**Written task**
In the entries that follow, how many lines contain "Control"? Answer with the number only.

**Material supplied**
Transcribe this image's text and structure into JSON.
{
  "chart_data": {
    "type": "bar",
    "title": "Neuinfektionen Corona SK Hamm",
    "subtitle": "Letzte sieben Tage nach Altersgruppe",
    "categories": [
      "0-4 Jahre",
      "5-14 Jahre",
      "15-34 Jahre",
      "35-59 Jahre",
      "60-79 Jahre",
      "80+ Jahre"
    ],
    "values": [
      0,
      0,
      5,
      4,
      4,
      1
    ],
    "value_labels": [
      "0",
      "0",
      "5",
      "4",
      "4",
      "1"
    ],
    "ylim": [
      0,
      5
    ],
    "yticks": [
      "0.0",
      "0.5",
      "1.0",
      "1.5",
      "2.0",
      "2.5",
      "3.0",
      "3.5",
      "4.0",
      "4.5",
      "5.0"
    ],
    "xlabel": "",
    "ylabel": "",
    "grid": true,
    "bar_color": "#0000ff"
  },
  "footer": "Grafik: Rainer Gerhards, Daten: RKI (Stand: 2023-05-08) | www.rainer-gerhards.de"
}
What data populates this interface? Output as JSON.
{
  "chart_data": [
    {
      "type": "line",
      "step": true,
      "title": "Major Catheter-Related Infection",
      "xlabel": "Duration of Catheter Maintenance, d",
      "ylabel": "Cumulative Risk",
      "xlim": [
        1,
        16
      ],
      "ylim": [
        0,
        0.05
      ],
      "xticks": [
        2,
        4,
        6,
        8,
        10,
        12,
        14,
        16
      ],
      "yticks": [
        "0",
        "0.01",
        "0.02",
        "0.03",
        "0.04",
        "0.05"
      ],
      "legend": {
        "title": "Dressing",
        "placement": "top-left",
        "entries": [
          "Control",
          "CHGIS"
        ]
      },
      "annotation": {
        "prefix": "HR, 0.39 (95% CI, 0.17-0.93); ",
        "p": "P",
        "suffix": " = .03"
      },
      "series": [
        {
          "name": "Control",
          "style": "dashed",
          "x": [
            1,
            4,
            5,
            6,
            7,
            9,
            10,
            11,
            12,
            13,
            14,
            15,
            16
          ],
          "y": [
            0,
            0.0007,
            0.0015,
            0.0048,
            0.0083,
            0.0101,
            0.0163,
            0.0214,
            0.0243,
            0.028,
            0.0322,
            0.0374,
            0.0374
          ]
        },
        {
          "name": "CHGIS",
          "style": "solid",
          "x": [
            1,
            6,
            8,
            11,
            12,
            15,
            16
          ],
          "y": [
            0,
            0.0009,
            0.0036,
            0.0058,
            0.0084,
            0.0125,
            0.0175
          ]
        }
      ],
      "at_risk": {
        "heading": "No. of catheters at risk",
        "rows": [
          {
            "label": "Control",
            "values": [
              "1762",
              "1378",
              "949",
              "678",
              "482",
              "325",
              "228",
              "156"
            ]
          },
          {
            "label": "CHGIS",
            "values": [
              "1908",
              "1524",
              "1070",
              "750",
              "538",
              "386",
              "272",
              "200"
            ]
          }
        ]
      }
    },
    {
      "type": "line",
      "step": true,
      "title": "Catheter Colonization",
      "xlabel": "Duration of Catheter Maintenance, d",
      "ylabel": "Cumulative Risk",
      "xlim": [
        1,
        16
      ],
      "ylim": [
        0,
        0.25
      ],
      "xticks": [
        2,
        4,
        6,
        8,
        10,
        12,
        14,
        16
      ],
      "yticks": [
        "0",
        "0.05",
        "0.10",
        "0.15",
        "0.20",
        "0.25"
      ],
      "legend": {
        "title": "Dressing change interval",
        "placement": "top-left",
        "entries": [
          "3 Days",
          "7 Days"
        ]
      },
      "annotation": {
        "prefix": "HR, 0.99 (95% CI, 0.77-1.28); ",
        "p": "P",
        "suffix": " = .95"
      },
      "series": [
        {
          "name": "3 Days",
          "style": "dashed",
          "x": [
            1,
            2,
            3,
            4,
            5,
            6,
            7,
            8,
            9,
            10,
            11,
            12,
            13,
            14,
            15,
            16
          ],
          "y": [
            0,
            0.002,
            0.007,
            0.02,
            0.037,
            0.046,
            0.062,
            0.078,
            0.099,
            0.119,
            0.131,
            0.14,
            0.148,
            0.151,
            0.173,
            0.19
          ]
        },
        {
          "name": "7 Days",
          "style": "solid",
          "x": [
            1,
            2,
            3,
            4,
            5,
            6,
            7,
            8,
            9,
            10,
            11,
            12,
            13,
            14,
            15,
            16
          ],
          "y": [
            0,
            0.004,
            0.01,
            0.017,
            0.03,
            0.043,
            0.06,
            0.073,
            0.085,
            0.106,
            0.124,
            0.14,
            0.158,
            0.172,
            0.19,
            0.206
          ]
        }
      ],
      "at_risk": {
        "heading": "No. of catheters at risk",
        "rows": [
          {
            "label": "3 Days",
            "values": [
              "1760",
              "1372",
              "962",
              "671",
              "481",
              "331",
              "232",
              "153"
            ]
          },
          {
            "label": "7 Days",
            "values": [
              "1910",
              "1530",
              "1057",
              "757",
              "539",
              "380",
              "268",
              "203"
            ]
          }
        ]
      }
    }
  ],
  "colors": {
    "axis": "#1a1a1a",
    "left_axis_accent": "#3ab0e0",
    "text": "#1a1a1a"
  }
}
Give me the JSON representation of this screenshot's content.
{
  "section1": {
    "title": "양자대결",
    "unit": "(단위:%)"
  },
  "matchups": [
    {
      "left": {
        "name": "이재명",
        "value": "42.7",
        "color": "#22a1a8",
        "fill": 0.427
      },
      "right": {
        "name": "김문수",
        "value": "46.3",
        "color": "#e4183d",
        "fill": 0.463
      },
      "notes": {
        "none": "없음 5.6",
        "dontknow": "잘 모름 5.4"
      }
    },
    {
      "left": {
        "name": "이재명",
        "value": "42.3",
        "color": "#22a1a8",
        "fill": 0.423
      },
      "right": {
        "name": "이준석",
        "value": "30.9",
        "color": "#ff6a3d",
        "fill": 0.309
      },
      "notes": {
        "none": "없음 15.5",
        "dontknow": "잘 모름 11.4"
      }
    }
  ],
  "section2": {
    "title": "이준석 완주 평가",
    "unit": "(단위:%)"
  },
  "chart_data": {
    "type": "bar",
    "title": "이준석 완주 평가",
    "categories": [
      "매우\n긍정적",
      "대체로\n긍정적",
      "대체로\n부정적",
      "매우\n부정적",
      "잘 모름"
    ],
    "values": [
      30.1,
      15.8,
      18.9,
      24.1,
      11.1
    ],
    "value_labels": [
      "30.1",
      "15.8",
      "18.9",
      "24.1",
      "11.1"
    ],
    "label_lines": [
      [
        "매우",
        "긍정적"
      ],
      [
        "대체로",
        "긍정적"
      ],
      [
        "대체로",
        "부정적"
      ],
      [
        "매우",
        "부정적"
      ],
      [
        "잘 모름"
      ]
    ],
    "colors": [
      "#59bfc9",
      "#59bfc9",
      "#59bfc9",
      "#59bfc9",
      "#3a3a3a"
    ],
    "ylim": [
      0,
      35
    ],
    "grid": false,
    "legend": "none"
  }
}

**Answer below**
3